Written problem
Without skipping anything, write out each record below exactly.

Data for this task

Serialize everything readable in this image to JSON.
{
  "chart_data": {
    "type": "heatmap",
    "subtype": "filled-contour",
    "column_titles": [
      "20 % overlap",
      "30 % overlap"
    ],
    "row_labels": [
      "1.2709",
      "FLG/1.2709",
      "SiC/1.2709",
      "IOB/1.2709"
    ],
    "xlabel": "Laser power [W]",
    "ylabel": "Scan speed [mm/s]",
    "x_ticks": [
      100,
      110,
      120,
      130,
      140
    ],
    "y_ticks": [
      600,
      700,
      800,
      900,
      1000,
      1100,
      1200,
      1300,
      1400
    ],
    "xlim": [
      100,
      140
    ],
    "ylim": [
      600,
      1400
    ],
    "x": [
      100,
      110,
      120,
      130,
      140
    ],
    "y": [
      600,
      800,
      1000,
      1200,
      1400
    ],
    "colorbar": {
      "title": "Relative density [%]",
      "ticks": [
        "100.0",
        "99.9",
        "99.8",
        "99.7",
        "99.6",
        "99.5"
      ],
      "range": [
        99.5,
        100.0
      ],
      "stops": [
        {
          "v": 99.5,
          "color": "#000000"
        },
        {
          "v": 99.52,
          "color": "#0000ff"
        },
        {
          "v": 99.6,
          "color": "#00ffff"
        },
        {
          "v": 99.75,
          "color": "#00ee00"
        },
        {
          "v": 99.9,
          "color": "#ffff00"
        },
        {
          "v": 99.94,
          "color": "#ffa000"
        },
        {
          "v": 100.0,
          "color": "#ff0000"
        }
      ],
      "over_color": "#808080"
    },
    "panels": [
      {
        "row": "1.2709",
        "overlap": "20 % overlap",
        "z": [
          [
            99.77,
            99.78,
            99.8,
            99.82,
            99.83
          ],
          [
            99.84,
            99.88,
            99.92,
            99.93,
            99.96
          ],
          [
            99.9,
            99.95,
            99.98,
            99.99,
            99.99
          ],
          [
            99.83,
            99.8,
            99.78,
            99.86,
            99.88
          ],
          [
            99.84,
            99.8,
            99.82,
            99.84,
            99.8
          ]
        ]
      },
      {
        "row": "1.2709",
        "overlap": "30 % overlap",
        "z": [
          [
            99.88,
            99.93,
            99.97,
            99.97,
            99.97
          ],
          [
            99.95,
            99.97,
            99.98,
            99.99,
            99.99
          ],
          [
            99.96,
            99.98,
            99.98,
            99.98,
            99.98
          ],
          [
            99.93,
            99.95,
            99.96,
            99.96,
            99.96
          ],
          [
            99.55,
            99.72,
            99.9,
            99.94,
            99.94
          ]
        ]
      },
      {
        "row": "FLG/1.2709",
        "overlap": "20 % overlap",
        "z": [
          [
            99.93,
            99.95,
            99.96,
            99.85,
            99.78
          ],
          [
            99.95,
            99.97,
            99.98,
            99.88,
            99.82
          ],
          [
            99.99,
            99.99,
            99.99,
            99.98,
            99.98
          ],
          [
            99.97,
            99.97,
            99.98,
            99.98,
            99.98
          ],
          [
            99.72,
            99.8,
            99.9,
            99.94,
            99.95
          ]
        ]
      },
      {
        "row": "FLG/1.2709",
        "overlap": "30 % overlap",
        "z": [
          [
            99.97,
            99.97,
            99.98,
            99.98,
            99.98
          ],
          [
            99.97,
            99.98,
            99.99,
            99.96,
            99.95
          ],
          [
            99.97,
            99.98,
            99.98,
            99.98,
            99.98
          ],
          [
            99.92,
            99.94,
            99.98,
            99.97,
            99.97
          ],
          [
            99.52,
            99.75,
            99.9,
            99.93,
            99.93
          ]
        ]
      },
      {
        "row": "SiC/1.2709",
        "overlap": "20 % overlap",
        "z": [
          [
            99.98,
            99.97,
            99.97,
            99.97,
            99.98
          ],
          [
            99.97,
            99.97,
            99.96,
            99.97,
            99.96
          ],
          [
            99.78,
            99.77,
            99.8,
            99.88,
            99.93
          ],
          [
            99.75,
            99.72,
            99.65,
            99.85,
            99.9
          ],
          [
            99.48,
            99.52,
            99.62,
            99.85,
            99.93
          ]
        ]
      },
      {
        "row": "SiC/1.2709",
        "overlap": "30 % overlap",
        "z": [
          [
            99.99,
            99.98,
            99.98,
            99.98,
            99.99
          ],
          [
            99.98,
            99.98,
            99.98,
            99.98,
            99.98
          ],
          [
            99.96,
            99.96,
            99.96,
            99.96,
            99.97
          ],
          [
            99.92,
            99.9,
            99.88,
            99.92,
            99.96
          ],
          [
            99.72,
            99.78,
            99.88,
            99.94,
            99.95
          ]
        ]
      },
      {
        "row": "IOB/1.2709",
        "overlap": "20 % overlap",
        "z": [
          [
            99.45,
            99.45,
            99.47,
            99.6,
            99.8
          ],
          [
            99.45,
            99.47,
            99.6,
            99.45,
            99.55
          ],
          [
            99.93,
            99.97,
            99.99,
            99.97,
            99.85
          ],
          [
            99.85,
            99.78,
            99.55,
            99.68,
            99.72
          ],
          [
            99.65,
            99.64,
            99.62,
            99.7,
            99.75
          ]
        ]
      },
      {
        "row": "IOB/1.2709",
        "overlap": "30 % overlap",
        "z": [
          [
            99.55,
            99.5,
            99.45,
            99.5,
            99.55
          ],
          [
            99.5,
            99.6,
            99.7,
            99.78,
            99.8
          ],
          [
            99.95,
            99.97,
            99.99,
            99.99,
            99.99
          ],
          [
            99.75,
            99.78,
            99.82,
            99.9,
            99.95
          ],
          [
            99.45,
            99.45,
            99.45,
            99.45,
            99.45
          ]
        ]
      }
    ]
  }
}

The output
Serialize everything readable in this image to JSON.
{
  "chart_data": {
    "type": "heatmap",
    "subtype": "filled-contour",
    "column_titles": [
      "20 % overlap",
      "30 % overlap"
    ],
    "row_labels": [
      "1.2709",
      "FLG/1.2709",
      "SiC/1.2709",
      "IOB/1.2709"
    ],
    "xlabel": "Laser power [W]",
    "ylabel": "Scan speed [mm/s]",
    "x_ticks": [
      100,
      110,
      120,
      130,
      140
    ],
    "y_ticks": [
      600,
      700,
      800,
      900,
      1000,
      1100,
      1200,
      1300,
      1400
    ],
    "xlim": [
      100,
      140
    ],
    "ylim": [
      600,
      1400
    ],
    "x": [
      100,
      110,
      120,
      130,
      140
    ],
    "y": [
      600,
      800,
      1000,
      1200,
      1400
    ],
    "colorbar": {
      "title": "Relative density [%]",
      "ticks": [
        "100.0",
        "99.9",
        "99.8",
        "99.7",
        "99.6",
        "99.5"
      ],
      "range": [
        99.5,
        100.0
      ],
      "stops": [
        {
          "v": 99.5,
          "color": "#000000"
        },
        {
          "v": 99.52,
          "color": "#0000ff"
        },
        {
          "v": 99.6,
          "color": "#00ffff"
        },
        {
          "v": 99.75,
          "color": "#00ee00"
        },
        {
          "v": 99.9,
          "color": "#ffff00"
        },
        {
          "v": 99.94,
          "color": "#ffa000"
        },
        {
          "v": 100.0,
          "color": "#ff0000"
        }
      ],
      "over_color": "#808080"
    },
    "panels": [
      {
        "row": "1.2709",
        "overlap": "20 % overlap",
        "z": [
          [
            99.77,
            99.78,
            99.8,
            99.82,
            99.83
          ],
          [
            99.84,
            99.88,
            99.92,
            99.93,
            99.96
          ],
          [
            99.9,
            99.95,
            99.98,
            99.99,
            99.99
          ],
          [
            99.83,
            99.8,
            99.78,
            99.86,
            99.88
          ],
          [
            99.84,
            99.8,
            99.82,
            99.84,
            99.8
          ]
        ]
      },
      {
        "row": "1.2709",
        "overlap": "30 % overlap",
        "z": [
          [
            99.88,
            99.93,
            99.97,
            99.97,
            99.97
          ],
          [
            99.95,
            99.97,
            99.98,
            99.99,
            99.99
          ],
          [
            99.96,
            99.98,
            99.98,
            99.98,
            99.98
          ],
          [
            99.93,
            99.95,
            99.96,
            99.96,
            99.96
          ],
          [
            99.55,
            99.72,
            99.9,
            99.94,
            99.94
          ]
        ]
      },
      {
        "row": "FLG/1.2709",
        "overlap": "20 % overlap",
        "z": [
          [
            99.93,
            99.95,
            99.96,
            99.85,
            99.78
          ],
          [
            99.95,
            99.97,
            99.98,
            99.88,
            99.82
          ],
          [
            99.99,
            99.99,
            99.99,
            99.98,
            99.98
          ],
          [
            99.97,
            99.97,
            99.98,
            99.98,
            99.98
          ],
          [
            99.72,
            99.8,
            99.9,
            99.94,
            99.95
          ]
        ]
      },
      {
        "row": "FLG/1.2709",
        "overlap": "30 % overlap",
        "z": [
          [
            99.97,
            99.97,
            99.98,
            99.98,
            99.98
          ],
          [
            99.97,
            99.98,
            99.99,
            99.96,
            99.95
          ],
          [
            99.97,
            99.98,
            99.98,
            99.98,
            99.98
          ],
          [
            99.92,
            99.94,
            99.98,
            99.97,
            99.97
          ],
          [
            99.52,
            99.75,
            99.9,
            99.93,
            99.93
          ]
        ]
      },
      {
        "row": "SiC/1.2709",
        "overlap": "20 % overlap",
        "z": [
          [
            99.98,
            99.97,
            99.97,
            99.97,
            99.98
          ],
          [
            99.97,
            99.97,
            99.96,
            99.97,
            99.96
          ],
          [
            99.78,
            99.77,
            99.8,
            99.88,
            99.93
          ],
          [
            99.75,
            99.72,
            99.65,
            99.85,
            99.9
          ],
          [
            99.48,
            99.52,
            99.62,
            99.85,
            99.93
          ]
        ]
      },
      {
        "row": "SiC/1.2709",
        "overlap": "30 % overlap",
        "z": [
          [
            99.99,
            99.98,
            99.98,
            99.98,
            99.99
          ],
          [
            99.98,
            99.98,
            99.98,
            99.98,
            99.98
          ],
          [
            99.96,
            99.96,
            99.96,
            99.96,
            99.97
          ],
          [
            99.92,
            99.9,
            99.88,
            99.92,
            99.96
          ],
          [
            99.72,
            99.78,
            99.88,
            99.94,
            99.95
          ]
        ]
      },
      {
        "row": "IOB/1.2709",
        "overlap": "20 % overlap",
        "z": [
          [
            99.45,
            99.45,
            99.47,
            99.6,
            99.8
          ],
          [
            99.45,
            99.47,
            99.6,
            99.45,
            99.55
          ],
          [
            99.93,
            99.97,
            99.99,
            99.97,
            99.85
          ],
          [
            99.85,
            99.78,
            99.55,
            99.68,
            99.72
          ],
          [
            99.65,
            99.64,
            99.62,
            99.7,
            99.75
          ]
        ]
      },
      {
        "row": "IOB/1.2709",
        "overlap": "30 % overlap",
        "z": [
          [
            99.55,
            99.5,
            99.45,
            99.5,
            99.55
          ],
          [
            99.5,
            99.6,
            99.7,
            99.78,
            99.8
          ],
          [
            99.95,
            99.97,
            99.99,
            99.99,
            99.99
          ],
          [
            99.75,
            99.78,
            99.82,
            99.9,
            99.95
          ],
          [
            99.45,
            99.45,
            99.45,
            99.45,
            99.45
          ]
        ]
      }
    ]
  }
}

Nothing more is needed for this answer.